[STATED PROBLEM]: Find the string "transports" in the records. Copy every line it appears in.

----

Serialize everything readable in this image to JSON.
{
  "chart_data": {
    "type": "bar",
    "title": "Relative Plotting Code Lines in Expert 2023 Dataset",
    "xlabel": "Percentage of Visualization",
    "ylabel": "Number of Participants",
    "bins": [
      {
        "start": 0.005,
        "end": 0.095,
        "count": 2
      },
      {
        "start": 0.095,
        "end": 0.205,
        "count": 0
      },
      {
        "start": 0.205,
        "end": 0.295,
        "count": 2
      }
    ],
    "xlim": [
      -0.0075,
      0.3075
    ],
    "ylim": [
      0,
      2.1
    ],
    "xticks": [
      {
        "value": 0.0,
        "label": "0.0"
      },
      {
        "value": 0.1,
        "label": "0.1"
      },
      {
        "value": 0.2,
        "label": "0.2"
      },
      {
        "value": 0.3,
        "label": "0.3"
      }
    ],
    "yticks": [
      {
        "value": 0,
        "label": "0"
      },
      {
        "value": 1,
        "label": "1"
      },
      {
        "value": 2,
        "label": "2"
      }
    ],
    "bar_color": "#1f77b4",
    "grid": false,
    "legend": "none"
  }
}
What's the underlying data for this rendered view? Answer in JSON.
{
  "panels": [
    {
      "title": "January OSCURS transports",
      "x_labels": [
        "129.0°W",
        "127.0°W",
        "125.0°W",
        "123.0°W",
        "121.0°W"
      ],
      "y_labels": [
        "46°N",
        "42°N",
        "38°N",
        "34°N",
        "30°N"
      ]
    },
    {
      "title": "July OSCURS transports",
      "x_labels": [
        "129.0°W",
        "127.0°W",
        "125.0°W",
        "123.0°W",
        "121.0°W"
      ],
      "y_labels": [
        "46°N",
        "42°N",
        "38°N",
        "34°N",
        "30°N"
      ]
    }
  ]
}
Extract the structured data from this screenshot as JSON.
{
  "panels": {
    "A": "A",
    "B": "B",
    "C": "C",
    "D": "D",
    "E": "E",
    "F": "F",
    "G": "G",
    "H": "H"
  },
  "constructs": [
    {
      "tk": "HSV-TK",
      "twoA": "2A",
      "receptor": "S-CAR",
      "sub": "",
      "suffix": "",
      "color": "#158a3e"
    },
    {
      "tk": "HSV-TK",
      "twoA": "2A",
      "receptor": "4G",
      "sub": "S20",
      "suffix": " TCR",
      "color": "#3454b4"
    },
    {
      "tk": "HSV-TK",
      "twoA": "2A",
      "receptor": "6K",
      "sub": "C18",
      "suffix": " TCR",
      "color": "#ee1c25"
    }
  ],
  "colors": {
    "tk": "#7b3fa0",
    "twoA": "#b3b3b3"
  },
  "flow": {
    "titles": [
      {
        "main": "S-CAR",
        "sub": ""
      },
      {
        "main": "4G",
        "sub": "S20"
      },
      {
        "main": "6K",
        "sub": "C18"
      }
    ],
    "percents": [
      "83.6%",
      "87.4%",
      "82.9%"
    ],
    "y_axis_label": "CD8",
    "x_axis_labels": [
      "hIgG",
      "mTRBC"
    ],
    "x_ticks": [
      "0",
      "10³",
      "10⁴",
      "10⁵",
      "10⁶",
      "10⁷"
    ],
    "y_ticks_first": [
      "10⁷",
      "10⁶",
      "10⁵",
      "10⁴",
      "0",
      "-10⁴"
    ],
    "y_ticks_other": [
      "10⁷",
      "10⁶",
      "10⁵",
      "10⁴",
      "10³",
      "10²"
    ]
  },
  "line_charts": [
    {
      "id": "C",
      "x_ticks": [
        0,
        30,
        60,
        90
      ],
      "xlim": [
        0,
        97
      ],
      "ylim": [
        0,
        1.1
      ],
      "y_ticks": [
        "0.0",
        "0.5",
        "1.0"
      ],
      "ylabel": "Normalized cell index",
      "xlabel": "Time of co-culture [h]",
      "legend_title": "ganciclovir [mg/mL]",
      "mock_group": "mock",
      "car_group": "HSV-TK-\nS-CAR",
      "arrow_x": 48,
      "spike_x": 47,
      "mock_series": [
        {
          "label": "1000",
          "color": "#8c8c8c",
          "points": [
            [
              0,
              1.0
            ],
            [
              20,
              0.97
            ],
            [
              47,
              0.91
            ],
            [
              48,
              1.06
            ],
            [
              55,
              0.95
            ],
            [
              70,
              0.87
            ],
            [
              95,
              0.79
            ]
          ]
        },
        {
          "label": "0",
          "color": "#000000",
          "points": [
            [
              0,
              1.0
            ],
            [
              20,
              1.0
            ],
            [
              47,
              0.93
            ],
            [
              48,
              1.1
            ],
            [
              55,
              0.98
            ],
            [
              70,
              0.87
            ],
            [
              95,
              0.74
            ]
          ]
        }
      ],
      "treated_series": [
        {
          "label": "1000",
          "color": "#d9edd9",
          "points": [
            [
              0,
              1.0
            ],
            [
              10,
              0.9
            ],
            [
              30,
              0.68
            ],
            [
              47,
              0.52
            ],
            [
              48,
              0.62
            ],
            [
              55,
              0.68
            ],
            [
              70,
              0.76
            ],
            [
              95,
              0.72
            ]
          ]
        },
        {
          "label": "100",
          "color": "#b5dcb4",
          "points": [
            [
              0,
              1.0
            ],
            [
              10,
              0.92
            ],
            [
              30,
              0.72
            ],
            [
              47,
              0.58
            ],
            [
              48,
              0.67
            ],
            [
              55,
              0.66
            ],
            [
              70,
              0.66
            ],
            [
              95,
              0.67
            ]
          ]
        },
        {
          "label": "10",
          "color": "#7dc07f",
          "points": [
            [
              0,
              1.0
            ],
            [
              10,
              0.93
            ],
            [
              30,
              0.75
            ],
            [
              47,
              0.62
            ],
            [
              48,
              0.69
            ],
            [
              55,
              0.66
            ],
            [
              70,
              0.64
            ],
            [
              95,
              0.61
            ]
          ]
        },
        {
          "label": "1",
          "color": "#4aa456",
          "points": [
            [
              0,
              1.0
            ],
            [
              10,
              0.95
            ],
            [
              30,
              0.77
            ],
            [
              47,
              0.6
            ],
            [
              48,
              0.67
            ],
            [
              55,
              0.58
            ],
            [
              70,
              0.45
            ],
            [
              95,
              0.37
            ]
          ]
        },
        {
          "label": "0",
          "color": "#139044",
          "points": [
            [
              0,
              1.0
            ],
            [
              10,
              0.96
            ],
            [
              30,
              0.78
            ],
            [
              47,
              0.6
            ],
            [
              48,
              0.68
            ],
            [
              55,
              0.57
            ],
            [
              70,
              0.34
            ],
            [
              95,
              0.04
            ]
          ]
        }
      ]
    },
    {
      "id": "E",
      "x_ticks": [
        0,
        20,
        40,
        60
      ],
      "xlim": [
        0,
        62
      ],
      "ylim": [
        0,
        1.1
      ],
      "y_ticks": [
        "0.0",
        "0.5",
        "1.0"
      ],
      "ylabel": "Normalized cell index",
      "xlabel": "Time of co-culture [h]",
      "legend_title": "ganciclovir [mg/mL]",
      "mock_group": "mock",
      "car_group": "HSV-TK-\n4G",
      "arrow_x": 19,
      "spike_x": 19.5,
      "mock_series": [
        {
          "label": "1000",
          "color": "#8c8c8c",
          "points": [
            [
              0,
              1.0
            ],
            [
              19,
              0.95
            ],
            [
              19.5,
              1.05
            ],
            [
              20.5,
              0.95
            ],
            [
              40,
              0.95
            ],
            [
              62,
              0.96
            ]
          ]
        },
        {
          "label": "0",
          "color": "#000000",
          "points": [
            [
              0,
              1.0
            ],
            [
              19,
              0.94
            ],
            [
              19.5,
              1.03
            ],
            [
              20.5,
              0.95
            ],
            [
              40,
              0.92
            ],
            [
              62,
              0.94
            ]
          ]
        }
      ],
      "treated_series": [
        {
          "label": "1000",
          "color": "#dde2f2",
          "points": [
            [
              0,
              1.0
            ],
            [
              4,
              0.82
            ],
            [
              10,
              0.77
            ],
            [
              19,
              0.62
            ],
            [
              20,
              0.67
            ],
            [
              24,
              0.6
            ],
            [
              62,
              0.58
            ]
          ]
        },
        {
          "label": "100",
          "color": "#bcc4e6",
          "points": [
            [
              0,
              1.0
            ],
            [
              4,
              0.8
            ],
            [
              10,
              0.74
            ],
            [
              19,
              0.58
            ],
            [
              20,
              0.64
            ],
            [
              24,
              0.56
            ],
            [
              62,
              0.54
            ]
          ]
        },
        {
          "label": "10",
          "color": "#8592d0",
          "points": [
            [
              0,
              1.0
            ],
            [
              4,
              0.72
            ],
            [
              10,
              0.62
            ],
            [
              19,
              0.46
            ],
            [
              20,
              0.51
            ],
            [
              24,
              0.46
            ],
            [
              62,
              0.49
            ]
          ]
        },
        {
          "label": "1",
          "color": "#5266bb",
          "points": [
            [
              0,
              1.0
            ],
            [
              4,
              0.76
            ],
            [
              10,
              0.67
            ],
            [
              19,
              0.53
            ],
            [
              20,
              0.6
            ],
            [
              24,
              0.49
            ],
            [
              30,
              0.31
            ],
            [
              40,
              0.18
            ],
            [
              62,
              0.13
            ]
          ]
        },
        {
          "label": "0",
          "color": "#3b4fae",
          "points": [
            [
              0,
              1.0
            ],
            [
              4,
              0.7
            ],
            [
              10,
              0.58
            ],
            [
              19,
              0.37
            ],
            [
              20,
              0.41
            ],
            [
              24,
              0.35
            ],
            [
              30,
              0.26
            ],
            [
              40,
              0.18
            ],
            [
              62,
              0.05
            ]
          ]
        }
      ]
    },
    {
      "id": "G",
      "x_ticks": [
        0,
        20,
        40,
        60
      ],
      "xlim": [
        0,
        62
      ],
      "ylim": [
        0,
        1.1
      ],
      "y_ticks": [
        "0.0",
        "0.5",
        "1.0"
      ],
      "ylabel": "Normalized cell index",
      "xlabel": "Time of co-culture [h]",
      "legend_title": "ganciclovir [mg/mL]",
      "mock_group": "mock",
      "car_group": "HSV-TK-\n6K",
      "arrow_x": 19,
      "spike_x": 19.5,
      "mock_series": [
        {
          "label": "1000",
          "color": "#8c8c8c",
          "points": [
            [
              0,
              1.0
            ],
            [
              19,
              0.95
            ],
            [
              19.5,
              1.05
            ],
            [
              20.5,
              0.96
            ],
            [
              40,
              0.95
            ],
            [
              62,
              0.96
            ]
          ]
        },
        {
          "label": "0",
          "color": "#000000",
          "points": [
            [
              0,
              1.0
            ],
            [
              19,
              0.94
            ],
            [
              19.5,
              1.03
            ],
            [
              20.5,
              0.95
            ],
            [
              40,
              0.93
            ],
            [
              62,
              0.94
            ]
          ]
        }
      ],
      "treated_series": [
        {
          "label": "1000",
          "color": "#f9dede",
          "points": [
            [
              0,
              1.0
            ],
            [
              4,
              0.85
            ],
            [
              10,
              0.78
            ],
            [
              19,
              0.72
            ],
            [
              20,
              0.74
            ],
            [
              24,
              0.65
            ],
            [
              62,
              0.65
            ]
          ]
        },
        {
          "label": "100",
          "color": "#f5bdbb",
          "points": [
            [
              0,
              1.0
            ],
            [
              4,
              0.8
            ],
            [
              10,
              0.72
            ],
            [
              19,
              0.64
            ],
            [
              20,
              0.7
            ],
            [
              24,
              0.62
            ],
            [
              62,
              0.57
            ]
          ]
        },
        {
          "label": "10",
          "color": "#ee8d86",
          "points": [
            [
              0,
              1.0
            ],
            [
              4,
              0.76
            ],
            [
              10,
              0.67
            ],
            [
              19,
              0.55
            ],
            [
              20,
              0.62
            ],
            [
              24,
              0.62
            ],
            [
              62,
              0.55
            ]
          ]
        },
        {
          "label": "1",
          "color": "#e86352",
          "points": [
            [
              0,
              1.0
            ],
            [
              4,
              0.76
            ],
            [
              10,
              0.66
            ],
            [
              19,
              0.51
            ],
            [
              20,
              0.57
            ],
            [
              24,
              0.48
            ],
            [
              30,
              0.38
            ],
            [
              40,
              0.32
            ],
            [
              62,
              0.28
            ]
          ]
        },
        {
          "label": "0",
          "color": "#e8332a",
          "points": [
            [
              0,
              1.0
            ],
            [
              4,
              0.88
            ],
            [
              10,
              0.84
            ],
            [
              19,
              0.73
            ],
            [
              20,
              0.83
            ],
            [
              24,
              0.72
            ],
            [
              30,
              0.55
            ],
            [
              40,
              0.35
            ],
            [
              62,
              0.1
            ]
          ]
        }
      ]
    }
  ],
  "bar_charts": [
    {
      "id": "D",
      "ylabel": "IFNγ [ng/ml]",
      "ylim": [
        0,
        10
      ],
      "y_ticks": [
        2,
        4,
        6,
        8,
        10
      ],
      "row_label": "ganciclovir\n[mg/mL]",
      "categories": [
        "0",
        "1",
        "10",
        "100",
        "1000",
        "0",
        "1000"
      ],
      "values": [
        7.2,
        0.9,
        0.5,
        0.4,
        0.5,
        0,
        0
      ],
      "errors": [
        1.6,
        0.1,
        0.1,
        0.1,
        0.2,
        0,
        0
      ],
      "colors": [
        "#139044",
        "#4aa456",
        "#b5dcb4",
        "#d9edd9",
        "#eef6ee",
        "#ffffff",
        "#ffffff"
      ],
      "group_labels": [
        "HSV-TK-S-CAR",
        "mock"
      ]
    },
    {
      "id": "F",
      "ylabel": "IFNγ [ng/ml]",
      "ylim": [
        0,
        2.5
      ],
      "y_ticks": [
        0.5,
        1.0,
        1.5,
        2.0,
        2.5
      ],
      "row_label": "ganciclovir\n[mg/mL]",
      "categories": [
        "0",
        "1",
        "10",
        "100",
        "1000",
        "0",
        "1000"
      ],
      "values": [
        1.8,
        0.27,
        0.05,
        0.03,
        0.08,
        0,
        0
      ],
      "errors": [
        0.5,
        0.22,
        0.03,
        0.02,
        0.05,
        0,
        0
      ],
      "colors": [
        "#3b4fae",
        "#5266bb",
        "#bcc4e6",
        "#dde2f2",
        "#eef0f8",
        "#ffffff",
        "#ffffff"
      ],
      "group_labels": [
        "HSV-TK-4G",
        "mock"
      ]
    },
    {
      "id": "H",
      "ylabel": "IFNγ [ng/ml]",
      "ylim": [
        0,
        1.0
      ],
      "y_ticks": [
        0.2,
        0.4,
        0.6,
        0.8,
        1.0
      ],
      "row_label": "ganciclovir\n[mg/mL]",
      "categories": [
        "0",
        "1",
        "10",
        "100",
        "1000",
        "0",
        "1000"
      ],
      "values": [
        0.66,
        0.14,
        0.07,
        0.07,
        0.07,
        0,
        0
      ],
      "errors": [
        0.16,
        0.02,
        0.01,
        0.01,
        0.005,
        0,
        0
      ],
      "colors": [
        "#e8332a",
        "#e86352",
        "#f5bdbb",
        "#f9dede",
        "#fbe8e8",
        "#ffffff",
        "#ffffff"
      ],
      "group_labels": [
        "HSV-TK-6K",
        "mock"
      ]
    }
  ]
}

----

[TASK OUTPUT]:
      "title": "January OSCURS transports",
      "title": "July OSCURS transports",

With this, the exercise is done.